Required work: Write out every entry, unchanged. Skip any picture.

Dataset records:
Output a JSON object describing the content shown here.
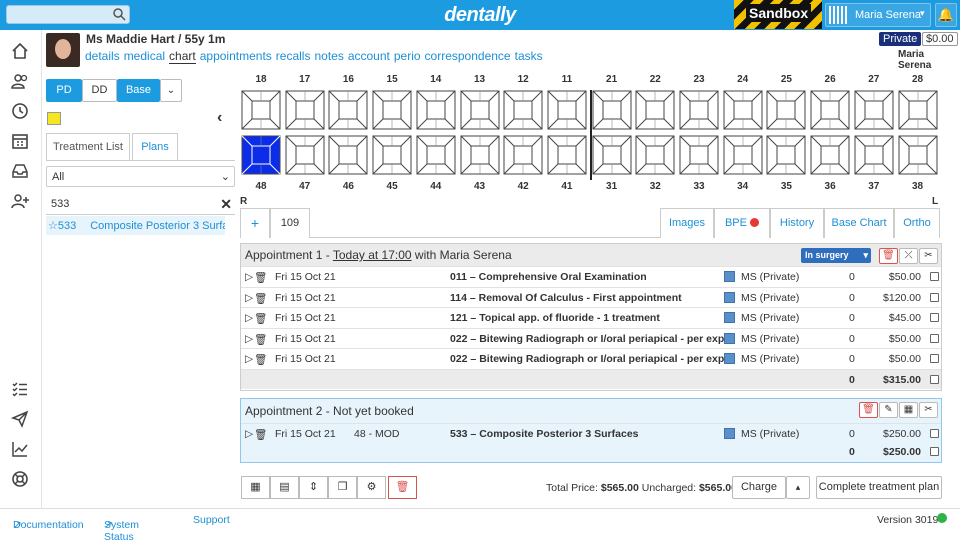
{
  "app": {
    "brand": "dentally",
    "sandbox": "Sandbox",
    "user": "Maria Serena"
  },
  "patient": {
    "title": "Ms Maddie Hart / 55y 1m",
    "nav": [
      "details",
      "medical",
      "chart",
      "appointments",
      "recalls",
      "notes",
      "account",
      "perio",
      "correspondence",
      "tasks"
    ],
    "active_nav": "chart",
    "badge": "Private",
    "balance": "$0.00",
    "dentist": "Maria Serena"
  },
  "left": {
    "mode_buttons": [
      "PD",
      "DD",
      "Base"
    ],
    "tabs": [
      "Treatment List",
      "Plans"
    ],
    "filter": "All",
    "code": "533",
    "result_code": "533",
    "result_label": "Composite Posterior 3 Surfa..."
  },
  "teeth": {
    "upper": [
      "18",
      "17",
      "16",
      "15",
      "14",
      "13",
      "12",
      "11",
      "21",
      "22",
      "23",
      "24",
      "25",
      "26",
      "27",
      "28"
    ],
    "lower": [
      "48",
      "47",
      "46",
      "45",
      "44",
      "43",
      "42",
      "41",
      "31",
      "32",
      "33",
      "34",
      "35",
      "36",
      "37",
      "38"
    ],
    "right_label": "R",
    "left_label": "L",
    "selected_tooth": "48",
    "selected_color": "#0b2ce8"
  },
  "apptabs": {
    "add": "+",
    "number": "109",
    "tabs": [
      "Images",
      "BPE",
      "History",
      "Base Chart",
      "Ortho"
    ]
  },
  "appt1": {
    "prefix": "Appointment 1 - ",
    "when": "Today at 17:00",
    "suffix": " with Maria Serena",
    "status": "In surgery",
    "total_count": "0",
    "total": "$315.00",
    "rows": [
      {
        "date": "Fri 15 Oct 21",
        "tooth": "",
        "desc": "011 – Comprehensive Oral Examination",
        "prov": "MS (Private)",
        "qty": "0",
        "price": "$50.00"
      },
      {
        "date": "Fri 15 Oct 21",
        "tooth": "",
        "desc": "114 – Removal Of Calculus - First appointment",
        "prov": "MS (Private)",
        "qty": "0",
        "price": "$120.00"
      },
      {
        "date": "Fri 15 Oct 21",
        "tooth": "",
        "desc": "121 – Topical app. of fluoride - 1 treatment",
        "prov": "MS (Private)",
        "qty": "0",
        "price": "$45.00"
      },
      {
        "date": "Fri 15 Oct 21",
        "tooth": "",
        "desc": "022 – Bitewing Radiograph or I/oral periapical - per exp",
        "prov": "MS (Private)",
        "qty": "0",
        "price": "$50.00"
      },
      {
        "date": "Fri 15 Oct 21",
        "tooth": "",
        "desc": "022 – Bitewing Radiograph or I/oral periapical - per exp",
        "prov": "MS (Private)",
        "qty": "0",
        "price": "$50.00"
      }
    ]
  },
  "appt2": {
    "title": "Appointment 2 - Not yet booked",
    "total_count": "0",
    "total": "$250.00",
    "rows": [
      {
        "date": "Fri 15 Oct 21",
        "tooth": "48 - MOD",
        "desc": "533 – Composite Posterior 3 Surfaces",
        "prov": "MS (Private)",
        "qty": "0",
        "price": "$250.00"
      }
    ]
  },
  "footer": {
    "total_label": "Total Price:",
    "total": "$565.00",
    "uncharged_label": "Uncharged:",
    "uncharged": "$565.00",
    "charge": "Charge",
    "complete": "Complete treatment plan"
  },
  "bottom": {
    "documentation": "Documentation",
    "status": "System Status",
    "support": "Support",
    "version": "Version 3019"
  },
  "colors": {
    "accent": "#1d9be0",
    "navy": "#1a2f7a",
    "danger": "#d9534f",
    "status_ok": "#2fb344"
  }
}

Complete response:
Output a JSON object describing the content shown here.
{
  "app": {
    "brand": "dentally",
    "sandbox": "Sandbox",
    "user": "Maria Serena"
  },
  "patient": {
    "title": "Ms Maddie Hart / 55y 1m",
    "nav": [
      "details",
      "medical",
      "chart",
      "appointments",
      "recalls",
      "notes",
      "account",
      "perio",
      "correspondence",
      "tasks"
    ],
    "active_nav": "chart",
    "badge": "Private",
    "balance": "$0.00",
    "dentist": "Maria Serena"
  },
  "left": {
    "mode_buttons": [
      "PD",
      "DD",
      "Base"
    ],
    "tabs": [
      "Treatment List",
      "Plans"
    ],
    "filter": "All",
    "code": "533",
    "result_code": "533",
    "result_label": "Composite Posterior 3 Surfa..."
  },
  "teeth": {
    "upper": [
      "18",
      "17",
      "16",
      "15",
      "14",
      "13",
      "12",
      "11",
      "21",
      "22",
      "23",
      "24",
      "25",
      "26",
      "27",
      "28"
    ],
    "lower": [
      "48",
      "47",
      "46",
      "45",
      "44",
      "43",
      "42",
      "41",
      "31",
      "32",
      "33",
      "34",
      "35",
      "36",
      "37",
      "38"
    ],
    "right_label": "R",
    "left_label": "L",
    "selected_tooth": "48",
    "selected_color": "#0b2ce8"
  },
  "apptabs": {
    "add": "+",
    "number": "109",
    "tabs": [
      "Images",
      "BPE",
      "History",
      "Base Chart",
      "Ortho"
    ]
  },
  "appt1": {
    "prefix": "Appointment 1 - ",
    "when": "Today at 17:00",
    "suffix": " with Maria Serena",
    "status": "In surgery",
    "total_count": "0",
    "total": "$315.00",
    "rows": [
      {
        "date": "Fri 15 Oct 21",
        "tooth": "",
        "desc": "011 – Comprehensive Oral Examination",
        "prov": "MS (Private)",
        "qty": "0",
        "price": "$50.00"
      },
      {
        "date": "Fri 15 Oct 21",
        "tooth": "",
        "desc": "114 – Removal Of Calculus - First appointment",
        "prov": "MS (Private)",
        "qty": "0",
        "price": "$120.00"
      },
      {
        "date": "Fri 15 Oct 21",
        "tooth": "",
        "desc": "121 – Topical app. of fluoride - 1 treatment",
        "prov": "MS (Private)",
        "qty": "0",
        "price": "$45.00"
      },
      {
        "date": "Fri 15 Oct 21",
        "tooth": "",
        "desc": "022 – Bitewing Radiograph or I/oral periapical - per exp",
        "prov": "MS (Private)",
        "qty": "0",
        "price": "$50.00"
      },
      {
        "date": "Fri 15 Oct 21",
        "tooth": "",
        "desc": "022 – Bitewing Radiograph or I/oral periapical - per exp",
        "prov": "MS (Private)",
        "qty": "0",
        "price": "$50.00"
      }
    ]
  },
  "appt2": {
    "title": "Appointment 2 - Not yet booked",
    "total_count": "0",
    "total": "$250.00",
    "rows": [
      {
        "date": "Fri 15 Oct 21",
        "tooth": "48 - MOD",
        "desc": "533 – Composite Posterior 3 Surfaces",
        "prov": "MS (Private)",
        "qty": "0",
        "price": "$250.00"
      }
    ]
  },
  "footer": {
    "total_label": "Total Price:",
    "total": "$565.00",
    "uncharged_label": "Uncharged:",
    "uncharged": "$565.00",
    "charge": "Charge",
    "complete": "Complete treatment plan"
  },
  "bottom": {
    "documentation": "Documentation",
    "status": "System Status",
    "support": "Support",
    "version": "Version 3019"
  },
  "colors": {
    "accent": "#1d9be0",
    "navy": "#1a2f7a",
    "danger": "#d9534f",
    "status_ok": "#2fb344"
  }
}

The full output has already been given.